• _TASK TO COMPLETE_:
Show all lines holding "cette".

• _RECORD SET_:
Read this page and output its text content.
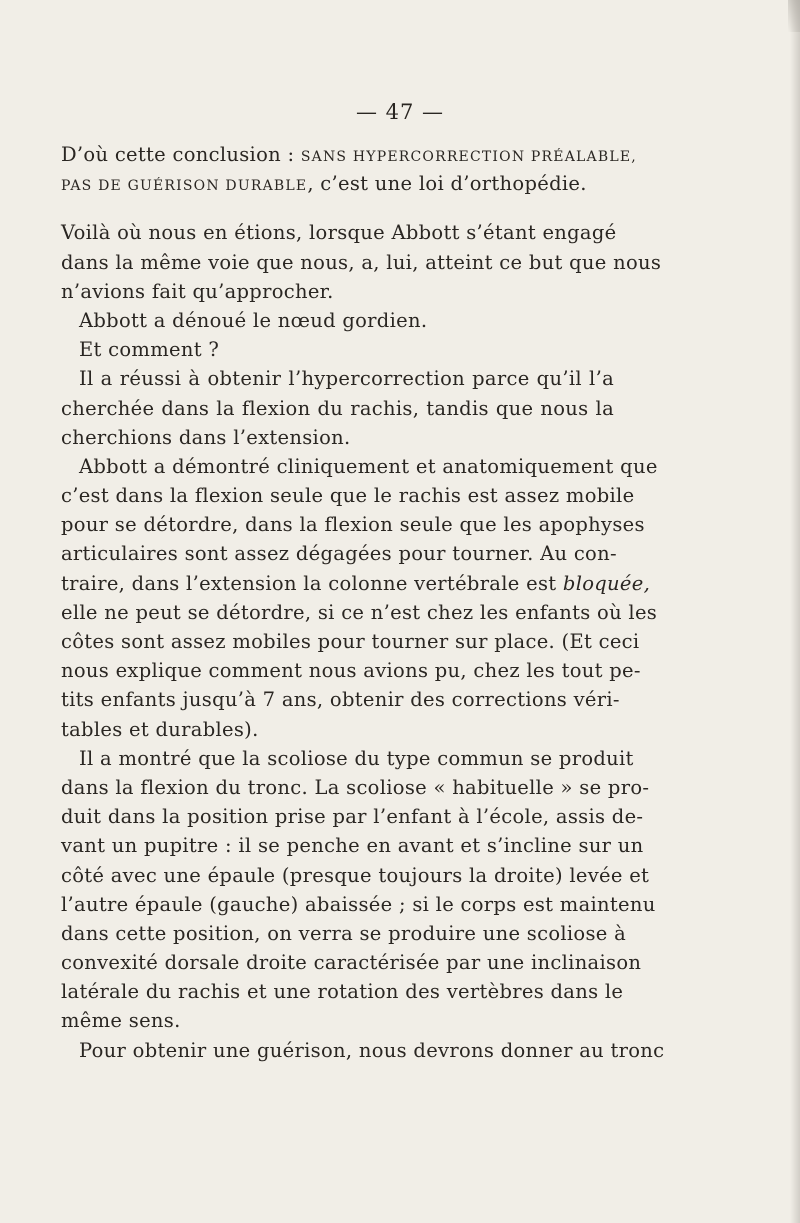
— 47 —
D’où cette conclusion : SANS HYPERCORRECTION PRÉALABLE,
PAS DE GUÉRISON DURABLE, c’est une loi d’orthopédie.
Voilà où nous en étions, lorsque Abbott s’étant engagé
dans la même voie que nous, a, lui, atteint ce but que nous
n’avions fait qu’approcher.
Abbott a dénoué le nœud gordien.
Et comment ?
Il a réussi à obtenir l’hypercorrection parce qu’il l’a
cherchée dans la flexion du rachis, tandis que nous la
cherchions dans l’extension.
Abbott a démontré cliniquement et anatomiquement que
c’est dans la flexion seule que le rachis est assez mobile
pour se détordre, dans la flexion seule que les apophyses
articulaires sont assez dégagées pour tourner. Au con-
traire, dans l’extension la colonne vertébrale est bloquée,
elle ne peut se détordre, si ce n’est chez les enfants où les
côtes sont assez mobiles pour tourner sur place. (Et ceci
nous explique comment nous avions pu, chez les tout pe-
tits enfants jusqu’à 7 ans, obtenir des corrections véri-
tables et durables).
Il a montré que la scoliose du type commun se produit
dans la flexion du tronc. La scoliose « habituelle » se pro-
duit dans la position prise par l’enfant à l’école, assis de-
vant un pupitre : il se penche en avant et s’incline sur un
côté avec une épaule (presque toujours la droite) levée et
l’autre épaule (gauche) abaissée ; si le corps est maintenu
dans cette position, on verra se produire une scoliose à
convexité dorsale droite caractérisée par une inclinaison
latérale du rachis et une rotation des vertèbres dans le
même sens.
Pour obtenir une guérison, nous devrons donner au tronc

• _RESULT_:
D’où cette conclusion : SANS HYPERCORRECTION PRÉALABLE,
dans cette position, on verra se produire une scoliose à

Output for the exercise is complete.